[Dataset entries]

↓↓↓

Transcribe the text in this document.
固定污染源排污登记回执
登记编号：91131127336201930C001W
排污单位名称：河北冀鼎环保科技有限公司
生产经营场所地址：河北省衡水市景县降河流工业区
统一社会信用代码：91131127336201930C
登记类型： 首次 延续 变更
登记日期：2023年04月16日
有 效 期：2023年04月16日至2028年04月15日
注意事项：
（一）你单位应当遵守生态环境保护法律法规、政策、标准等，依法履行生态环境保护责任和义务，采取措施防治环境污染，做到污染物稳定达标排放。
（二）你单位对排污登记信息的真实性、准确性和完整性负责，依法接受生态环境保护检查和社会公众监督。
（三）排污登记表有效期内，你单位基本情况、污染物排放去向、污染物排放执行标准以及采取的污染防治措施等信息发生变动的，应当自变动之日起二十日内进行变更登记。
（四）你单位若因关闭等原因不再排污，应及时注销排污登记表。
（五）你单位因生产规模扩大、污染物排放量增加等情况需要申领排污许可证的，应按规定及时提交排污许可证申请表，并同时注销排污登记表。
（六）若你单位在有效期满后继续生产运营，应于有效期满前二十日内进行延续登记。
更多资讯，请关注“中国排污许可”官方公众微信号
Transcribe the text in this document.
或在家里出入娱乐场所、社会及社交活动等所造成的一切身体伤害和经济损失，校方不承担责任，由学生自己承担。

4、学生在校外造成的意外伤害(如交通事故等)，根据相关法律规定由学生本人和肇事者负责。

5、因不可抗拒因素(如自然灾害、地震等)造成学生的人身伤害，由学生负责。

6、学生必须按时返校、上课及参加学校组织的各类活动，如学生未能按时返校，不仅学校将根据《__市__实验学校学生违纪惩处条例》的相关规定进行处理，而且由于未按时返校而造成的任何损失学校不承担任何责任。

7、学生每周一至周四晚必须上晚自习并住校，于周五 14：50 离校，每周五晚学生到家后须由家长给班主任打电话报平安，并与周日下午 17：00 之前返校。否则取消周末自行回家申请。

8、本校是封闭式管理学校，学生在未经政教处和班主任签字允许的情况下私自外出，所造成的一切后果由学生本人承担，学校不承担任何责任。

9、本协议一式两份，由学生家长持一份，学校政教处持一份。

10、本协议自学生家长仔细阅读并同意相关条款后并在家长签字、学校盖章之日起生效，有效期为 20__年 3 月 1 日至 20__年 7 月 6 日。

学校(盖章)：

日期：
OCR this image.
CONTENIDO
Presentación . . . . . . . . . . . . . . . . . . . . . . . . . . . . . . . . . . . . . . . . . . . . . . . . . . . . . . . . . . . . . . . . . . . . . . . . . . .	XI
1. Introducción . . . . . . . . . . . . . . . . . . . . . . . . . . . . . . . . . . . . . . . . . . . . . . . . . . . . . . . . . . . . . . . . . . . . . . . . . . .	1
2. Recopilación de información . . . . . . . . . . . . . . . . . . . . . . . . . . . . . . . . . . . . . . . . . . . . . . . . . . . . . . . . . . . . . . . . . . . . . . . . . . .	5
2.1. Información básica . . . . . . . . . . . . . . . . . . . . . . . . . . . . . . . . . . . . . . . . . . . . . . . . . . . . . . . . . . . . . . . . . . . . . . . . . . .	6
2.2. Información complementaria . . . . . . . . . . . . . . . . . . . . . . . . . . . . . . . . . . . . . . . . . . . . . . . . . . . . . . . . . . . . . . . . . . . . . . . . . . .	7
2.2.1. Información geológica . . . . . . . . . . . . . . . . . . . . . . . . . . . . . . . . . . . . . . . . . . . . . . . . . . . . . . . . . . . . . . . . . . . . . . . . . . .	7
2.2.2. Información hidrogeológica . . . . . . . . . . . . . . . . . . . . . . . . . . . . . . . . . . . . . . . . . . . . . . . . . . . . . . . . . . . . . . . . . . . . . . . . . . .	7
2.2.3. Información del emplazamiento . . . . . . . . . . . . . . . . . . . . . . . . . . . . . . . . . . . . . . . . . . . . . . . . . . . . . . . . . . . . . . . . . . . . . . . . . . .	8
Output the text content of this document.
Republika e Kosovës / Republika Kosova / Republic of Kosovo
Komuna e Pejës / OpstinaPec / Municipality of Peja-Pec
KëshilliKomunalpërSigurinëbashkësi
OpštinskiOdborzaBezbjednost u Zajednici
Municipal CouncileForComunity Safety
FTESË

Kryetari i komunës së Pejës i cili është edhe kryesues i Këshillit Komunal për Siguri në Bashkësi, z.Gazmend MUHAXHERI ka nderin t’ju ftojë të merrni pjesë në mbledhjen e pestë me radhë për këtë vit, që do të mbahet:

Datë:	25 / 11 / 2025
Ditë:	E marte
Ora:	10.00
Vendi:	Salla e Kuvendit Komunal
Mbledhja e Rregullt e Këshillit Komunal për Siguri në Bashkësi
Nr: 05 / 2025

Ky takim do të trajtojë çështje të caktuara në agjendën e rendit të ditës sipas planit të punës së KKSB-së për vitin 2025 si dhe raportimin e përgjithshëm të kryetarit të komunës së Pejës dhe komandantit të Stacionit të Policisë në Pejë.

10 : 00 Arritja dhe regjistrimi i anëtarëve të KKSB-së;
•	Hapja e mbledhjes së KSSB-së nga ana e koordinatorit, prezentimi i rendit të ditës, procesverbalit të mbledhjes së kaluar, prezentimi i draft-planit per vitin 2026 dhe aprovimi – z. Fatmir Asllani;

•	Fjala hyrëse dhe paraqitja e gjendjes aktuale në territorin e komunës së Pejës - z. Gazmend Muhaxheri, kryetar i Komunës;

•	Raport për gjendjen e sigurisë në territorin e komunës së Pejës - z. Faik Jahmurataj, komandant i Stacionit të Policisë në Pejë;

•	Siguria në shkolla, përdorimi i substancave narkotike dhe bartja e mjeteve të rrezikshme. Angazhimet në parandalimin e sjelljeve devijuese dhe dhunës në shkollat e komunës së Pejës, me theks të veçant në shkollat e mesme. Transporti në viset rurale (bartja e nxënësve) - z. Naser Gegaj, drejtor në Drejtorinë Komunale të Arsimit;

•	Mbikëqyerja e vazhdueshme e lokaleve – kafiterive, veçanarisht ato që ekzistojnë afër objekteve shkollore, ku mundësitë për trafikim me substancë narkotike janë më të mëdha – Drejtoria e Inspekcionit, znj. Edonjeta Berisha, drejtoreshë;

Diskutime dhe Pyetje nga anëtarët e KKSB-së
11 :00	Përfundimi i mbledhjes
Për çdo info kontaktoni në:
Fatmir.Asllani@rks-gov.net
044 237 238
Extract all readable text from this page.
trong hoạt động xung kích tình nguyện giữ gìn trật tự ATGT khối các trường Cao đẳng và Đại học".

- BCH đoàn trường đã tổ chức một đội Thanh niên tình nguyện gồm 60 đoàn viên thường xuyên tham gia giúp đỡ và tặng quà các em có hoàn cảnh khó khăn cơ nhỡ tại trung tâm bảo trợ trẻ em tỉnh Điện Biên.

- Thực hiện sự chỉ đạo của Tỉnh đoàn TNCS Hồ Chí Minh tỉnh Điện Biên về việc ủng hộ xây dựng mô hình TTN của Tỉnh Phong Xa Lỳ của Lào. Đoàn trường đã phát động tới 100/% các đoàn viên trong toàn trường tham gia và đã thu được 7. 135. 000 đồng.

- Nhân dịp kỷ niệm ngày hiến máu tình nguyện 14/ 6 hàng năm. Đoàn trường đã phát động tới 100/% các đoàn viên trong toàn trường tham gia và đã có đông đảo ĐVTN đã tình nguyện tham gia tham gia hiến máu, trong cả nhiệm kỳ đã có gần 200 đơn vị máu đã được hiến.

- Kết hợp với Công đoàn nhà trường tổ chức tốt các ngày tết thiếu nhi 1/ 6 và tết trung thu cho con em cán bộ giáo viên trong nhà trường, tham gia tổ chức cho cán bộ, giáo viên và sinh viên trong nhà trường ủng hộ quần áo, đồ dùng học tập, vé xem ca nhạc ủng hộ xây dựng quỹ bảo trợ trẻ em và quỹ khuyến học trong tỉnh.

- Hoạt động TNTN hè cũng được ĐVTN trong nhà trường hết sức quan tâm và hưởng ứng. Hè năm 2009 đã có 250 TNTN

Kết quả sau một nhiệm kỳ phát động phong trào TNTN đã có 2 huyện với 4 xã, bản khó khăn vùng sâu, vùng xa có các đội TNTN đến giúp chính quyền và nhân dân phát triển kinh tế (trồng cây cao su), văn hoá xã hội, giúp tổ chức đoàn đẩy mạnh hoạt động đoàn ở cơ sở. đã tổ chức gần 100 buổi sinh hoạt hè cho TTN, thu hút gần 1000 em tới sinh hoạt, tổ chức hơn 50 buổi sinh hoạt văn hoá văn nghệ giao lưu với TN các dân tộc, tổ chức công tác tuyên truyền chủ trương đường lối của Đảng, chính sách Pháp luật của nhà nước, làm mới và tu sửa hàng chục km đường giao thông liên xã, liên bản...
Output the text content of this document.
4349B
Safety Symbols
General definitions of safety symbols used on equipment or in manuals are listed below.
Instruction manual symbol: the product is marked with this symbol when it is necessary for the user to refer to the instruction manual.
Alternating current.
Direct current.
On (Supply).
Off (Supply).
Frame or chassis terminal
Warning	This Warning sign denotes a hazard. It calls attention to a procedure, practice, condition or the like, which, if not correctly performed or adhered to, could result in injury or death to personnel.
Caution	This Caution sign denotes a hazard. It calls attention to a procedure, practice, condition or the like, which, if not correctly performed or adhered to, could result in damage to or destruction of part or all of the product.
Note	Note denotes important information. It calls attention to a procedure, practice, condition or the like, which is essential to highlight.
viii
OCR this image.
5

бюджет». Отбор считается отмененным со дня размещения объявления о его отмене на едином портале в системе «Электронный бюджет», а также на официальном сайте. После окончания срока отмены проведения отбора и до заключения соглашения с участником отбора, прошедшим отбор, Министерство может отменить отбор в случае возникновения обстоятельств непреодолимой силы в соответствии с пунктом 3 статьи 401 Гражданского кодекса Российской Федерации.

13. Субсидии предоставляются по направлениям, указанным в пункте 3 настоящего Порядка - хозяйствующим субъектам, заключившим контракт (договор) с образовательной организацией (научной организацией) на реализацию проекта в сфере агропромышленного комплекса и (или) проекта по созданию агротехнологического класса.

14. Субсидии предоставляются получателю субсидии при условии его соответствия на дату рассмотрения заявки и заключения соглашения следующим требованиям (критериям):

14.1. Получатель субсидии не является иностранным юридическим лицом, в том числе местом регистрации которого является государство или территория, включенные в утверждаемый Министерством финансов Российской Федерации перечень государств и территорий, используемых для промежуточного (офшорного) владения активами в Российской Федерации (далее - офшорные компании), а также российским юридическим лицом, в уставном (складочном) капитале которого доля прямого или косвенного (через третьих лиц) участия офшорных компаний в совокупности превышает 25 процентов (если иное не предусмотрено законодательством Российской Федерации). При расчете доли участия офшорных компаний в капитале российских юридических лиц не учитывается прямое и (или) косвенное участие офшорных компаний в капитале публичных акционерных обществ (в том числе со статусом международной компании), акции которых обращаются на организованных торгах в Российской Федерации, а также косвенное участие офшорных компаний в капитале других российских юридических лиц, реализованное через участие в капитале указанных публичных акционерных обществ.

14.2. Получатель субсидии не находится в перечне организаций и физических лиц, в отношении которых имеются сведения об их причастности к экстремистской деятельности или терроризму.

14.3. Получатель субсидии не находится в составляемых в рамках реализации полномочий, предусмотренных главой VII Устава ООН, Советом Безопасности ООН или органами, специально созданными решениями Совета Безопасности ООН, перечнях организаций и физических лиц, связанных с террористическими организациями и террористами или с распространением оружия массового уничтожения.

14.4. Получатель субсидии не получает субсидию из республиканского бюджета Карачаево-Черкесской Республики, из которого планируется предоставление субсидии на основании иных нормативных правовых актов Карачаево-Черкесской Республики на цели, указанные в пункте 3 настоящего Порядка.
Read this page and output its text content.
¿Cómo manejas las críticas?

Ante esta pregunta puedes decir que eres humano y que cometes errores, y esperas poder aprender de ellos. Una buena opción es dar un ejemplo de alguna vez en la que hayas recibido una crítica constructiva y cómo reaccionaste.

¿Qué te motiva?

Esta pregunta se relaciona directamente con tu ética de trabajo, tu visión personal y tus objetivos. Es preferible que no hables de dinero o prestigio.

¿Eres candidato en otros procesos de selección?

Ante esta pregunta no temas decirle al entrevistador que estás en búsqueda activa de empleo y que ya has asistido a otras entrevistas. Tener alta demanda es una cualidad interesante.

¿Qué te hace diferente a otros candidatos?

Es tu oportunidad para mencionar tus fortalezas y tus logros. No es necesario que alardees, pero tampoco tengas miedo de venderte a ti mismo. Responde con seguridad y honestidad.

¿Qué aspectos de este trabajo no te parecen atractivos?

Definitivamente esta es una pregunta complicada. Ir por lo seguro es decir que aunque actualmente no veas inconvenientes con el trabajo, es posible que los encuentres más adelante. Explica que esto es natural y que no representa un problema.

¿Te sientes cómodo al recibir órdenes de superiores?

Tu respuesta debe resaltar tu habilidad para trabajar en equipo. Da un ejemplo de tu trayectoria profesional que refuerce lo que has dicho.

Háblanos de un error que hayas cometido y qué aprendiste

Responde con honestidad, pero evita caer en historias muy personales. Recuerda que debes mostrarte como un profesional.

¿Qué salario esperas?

↑↑↑

■ Requirement ■
Using the records above, gather all lines where the string "KKSB" is present.

■ Answer to this problem ■
Ky takim do të trajtojë çështje të caktuara në agjendën e rendit të ditës sipas planit të punës së KKSB-së për vitin 2025 si dhe raportimin e përgjithshëm të kryetarit të komunës së Pejës dhe komandantit të Stacionit të Policisë në Pejë.
10 : 00 Arritja dhe regjistrimi i anëtarëve të KKSB-së;
Diskutime dhe Pyetje nga anëtarët e KKSB-së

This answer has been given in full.